OK, I've been working on my Alpha calc tonight, but there must be some criteria I'm missing. Apart from the run being under 500m, and the course being more than 90 degrees off the original, what other criteria is there for an Alpha 500?
In my test data, I am pulling short fast alphas that are faster than the longer alphas detected by RealSpeed and GPSResults. They tend to be the faster segments of the tracks that RS and GPSResults pick. Is there a minimum length for an Alpha? How about the angle, should it be 180 instead of 90?
AFAIK there is no min length for a 500m alpha. For the 1000m Alpha it is over 500m I think. Come to think of it there may be a 50m minimum for the 500m and 250m but Mal would have to answer that one
I tried a 50m minimum and still got the same results. However, when I tried a 100m minimum, suddenly all my results are spot on with RealSpeed.
Of course, none of the test tracks I have seem to have any Alphas under 100m, but that could be a coincidence. Until I get confirmation that there is a minimum distance, I'm not 100% certain.
Anyway, looks good. I'll publish Beta 4 tonight and we'll have a full set of calculations available.
Then I just have to work out what is causing the minor variations in 1hr speeds.
Dylan.
Dylan the other criteria is of course the separation of start and finish points, (50m in our case)

- [WORK TO BE COMPLETED]:
From the forum discussion about Alpha calculations, copy the stretch from "Anyway, looks good." through "in our case)" word for word. The data that follows is separate material and has no connection to the forum discussion.

- [EXCERPTED RECORDS]:
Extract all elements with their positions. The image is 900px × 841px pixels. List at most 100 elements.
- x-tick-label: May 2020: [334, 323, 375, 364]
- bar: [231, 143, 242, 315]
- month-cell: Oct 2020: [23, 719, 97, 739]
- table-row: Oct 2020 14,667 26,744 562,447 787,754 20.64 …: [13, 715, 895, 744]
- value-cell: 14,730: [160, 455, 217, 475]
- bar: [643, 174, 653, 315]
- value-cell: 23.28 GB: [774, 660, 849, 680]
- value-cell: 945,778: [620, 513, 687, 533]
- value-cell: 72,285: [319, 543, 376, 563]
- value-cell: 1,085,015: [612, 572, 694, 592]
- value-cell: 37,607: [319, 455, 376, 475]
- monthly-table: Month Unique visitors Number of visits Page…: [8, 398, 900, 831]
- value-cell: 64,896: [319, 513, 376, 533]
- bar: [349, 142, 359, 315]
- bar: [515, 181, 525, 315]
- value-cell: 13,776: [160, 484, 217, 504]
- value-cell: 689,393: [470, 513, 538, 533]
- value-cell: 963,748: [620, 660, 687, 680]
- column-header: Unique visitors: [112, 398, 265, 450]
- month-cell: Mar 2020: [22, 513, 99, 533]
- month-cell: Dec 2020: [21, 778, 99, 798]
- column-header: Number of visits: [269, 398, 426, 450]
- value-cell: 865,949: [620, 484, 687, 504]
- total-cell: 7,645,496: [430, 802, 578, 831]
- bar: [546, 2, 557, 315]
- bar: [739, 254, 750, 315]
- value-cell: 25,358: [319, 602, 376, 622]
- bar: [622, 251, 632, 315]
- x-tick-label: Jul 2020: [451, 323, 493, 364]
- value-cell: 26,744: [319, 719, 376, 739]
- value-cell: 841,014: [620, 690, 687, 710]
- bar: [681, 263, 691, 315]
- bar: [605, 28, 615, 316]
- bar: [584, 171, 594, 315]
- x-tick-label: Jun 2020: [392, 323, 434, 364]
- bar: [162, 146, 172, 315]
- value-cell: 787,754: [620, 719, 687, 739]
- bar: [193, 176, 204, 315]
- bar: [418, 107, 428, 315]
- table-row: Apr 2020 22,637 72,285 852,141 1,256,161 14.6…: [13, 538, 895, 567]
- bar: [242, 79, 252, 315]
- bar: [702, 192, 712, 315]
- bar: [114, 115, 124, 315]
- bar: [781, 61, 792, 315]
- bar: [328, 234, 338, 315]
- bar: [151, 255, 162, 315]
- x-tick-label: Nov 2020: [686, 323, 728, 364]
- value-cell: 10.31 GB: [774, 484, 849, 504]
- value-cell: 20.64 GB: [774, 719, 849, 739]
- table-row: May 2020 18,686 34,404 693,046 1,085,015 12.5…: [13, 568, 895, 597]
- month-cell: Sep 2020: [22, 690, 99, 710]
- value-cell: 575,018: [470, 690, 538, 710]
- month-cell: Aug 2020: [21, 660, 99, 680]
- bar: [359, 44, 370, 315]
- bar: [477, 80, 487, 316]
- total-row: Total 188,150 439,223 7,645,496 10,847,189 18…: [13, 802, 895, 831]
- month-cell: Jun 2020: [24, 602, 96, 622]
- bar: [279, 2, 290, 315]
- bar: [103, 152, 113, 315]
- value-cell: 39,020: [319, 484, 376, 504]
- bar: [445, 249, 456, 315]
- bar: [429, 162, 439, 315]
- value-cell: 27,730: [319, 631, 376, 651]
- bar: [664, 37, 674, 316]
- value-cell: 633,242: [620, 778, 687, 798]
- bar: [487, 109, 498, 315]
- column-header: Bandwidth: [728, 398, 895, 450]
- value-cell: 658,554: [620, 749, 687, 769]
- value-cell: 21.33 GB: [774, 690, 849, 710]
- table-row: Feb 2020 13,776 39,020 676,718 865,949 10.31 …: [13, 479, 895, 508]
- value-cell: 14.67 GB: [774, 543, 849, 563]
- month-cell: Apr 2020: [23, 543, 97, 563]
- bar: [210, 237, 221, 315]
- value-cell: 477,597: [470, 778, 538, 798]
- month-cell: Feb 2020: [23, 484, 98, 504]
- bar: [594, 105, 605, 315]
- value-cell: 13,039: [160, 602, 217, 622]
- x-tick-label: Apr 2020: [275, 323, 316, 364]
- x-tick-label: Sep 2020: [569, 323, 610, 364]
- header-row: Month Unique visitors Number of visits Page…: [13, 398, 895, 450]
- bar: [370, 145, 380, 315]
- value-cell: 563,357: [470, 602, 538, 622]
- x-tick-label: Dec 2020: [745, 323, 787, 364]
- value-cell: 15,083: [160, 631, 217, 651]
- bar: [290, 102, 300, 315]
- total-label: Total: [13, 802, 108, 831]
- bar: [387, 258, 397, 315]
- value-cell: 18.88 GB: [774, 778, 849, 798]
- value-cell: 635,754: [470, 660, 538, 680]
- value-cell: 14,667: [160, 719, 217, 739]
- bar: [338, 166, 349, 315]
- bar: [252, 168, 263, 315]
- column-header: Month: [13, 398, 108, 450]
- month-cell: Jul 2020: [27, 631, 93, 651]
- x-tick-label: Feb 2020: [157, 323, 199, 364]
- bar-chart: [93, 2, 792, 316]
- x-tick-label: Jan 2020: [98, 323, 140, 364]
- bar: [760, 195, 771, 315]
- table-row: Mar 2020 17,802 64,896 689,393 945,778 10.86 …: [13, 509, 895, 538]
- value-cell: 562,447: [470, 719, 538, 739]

- [ANSWER TO THIS EXERCISE]:
Anyway, looks good. I'll publish Beta 4 tonight and we'll have a full set of calculations available.
Then I just have to work out what is causing the minor variations in 1hr speeds.
Dylan.
Dylan the other criteria is of course the separation of start and finish points, (50m in our case)